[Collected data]
§ §

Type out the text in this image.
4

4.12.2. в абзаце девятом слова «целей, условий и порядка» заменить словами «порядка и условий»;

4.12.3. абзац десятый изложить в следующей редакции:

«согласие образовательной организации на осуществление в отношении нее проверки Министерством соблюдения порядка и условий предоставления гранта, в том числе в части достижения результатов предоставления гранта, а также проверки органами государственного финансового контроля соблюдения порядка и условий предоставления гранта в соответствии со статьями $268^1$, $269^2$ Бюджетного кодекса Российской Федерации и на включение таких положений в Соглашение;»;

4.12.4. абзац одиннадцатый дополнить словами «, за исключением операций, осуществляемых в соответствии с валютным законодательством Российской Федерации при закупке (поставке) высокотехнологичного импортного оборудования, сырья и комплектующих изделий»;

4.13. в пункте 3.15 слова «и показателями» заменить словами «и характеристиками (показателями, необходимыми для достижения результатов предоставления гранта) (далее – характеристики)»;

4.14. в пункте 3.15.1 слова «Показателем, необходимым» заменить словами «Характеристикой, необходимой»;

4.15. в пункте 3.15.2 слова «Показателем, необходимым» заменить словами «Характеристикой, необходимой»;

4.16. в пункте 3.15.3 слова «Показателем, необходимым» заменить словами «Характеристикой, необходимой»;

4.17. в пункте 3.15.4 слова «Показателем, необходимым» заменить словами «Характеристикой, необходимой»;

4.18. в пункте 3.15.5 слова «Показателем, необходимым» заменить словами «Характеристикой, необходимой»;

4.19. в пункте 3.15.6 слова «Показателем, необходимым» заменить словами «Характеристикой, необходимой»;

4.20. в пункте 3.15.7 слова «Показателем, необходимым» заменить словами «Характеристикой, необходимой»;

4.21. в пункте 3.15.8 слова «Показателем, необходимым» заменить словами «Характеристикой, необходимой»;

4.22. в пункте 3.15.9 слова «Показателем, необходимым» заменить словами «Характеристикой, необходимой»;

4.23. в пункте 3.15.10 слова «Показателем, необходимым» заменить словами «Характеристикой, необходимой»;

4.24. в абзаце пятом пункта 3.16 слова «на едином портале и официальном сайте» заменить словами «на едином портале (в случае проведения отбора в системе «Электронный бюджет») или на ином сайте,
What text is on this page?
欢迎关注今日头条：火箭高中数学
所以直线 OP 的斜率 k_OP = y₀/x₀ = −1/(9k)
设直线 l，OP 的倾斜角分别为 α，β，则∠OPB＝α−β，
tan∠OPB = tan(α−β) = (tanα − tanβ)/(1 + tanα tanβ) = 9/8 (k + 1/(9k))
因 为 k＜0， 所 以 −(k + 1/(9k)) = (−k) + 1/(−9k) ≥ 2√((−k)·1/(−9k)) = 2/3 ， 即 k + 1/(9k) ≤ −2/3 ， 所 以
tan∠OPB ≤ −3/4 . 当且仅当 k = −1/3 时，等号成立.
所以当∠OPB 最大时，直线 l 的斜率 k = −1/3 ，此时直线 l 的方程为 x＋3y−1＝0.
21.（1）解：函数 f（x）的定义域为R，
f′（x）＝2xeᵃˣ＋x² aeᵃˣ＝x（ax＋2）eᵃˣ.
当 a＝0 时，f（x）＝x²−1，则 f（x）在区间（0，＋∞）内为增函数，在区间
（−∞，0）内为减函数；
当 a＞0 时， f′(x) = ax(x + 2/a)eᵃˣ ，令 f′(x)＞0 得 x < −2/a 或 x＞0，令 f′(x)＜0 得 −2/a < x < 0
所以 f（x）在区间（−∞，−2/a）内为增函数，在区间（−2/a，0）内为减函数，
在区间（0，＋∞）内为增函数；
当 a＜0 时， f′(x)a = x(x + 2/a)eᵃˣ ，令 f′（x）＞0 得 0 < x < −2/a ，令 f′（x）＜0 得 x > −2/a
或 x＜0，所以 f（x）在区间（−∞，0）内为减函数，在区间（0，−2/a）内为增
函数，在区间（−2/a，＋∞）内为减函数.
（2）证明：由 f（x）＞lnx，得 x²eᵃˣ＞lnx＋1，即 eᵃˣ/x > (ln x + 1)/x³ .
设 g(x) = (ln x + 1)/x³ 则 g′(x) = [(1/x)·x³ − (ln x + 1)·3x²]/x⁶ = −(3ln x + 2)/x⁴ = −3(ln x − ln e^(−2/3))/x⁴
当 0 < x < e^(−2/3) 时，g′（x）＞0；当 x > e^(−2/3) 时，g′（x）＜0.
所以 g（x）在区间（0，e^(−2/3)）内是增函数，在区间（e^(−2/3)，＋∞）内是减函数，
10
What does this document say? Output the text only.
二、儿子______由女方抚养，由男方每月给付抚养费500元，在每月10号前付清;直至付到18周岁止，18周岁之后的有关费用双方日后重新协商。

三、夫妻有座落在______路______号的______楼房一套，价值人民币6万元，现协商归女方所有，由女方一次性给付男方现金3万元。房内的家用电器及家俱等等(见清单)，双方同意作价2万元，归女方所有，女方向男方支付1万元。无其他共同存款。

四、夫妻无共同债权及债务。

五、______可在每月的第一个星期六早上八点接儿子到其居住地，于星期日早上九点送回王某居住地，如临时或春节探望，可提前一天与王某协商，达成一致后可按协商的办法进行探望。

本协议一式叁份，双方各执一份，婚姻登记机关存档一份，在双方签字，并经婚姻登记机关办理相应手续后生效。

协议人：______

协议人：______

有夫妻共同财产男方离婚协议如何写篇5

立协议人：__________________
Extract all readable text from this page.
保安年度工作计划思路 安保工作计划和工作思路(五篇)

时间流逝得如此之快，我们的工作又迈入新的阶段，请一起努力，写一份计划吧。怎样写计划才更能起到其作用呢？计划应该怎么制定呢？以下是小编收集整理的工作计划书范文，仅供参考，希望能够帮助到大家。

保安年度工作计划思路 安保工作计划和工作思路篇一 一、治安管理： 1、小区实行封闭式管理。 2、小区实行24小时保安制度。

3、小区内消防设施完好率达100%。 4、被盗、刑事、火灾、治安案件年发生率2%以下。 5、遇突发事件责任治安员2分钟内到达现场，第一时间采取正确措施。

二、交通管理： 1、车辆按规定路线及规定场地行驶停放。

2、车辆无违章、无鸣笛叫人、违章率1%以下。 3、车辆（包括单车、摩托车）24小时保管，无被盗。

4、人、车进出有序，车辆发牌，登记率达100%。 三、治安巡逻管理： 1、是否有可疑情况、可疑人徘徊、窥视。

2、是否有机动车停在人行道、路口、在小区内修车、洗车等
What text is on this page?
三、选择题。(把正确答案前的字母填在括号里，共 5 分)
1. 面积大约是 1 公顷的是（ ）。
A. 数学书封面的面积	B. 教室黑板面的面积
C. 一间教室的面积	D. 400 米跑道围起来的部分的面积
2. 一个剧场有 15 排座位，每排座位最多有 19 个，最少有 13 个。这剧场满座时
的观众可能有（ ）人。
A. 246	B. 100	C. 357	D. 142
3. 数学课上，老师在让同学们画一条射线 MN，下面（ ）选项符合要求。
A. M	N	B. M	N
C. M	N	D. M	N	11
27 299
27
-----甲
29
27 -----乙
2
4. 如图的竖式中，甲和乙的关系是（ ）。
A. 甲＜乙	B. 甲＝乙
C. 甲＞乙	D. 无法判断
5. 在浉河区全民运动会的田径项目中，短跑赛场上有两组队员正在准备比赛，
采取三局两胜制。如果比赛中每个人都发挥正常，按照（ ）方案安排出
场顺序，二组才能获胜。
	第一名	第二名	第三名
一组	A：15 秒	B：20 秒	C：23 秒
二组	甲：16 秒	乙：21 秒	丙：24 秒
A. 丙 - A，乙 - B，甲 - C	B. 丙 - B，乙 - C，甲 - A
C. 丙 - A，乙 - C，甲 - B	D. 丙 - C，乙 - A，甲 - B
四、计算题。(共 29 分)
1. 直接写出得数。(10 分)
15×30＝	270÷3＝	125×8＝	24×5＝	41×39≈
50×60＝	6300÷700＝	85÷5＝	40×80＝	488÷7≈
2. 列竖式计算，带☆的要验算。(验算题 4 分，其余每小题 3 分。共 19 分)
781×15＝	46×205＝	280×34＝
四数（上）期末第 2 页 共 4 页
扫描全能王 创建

§ §

**Written problem**
Report only how many lines in the entries contain "порядка".

**Exercise solution**
2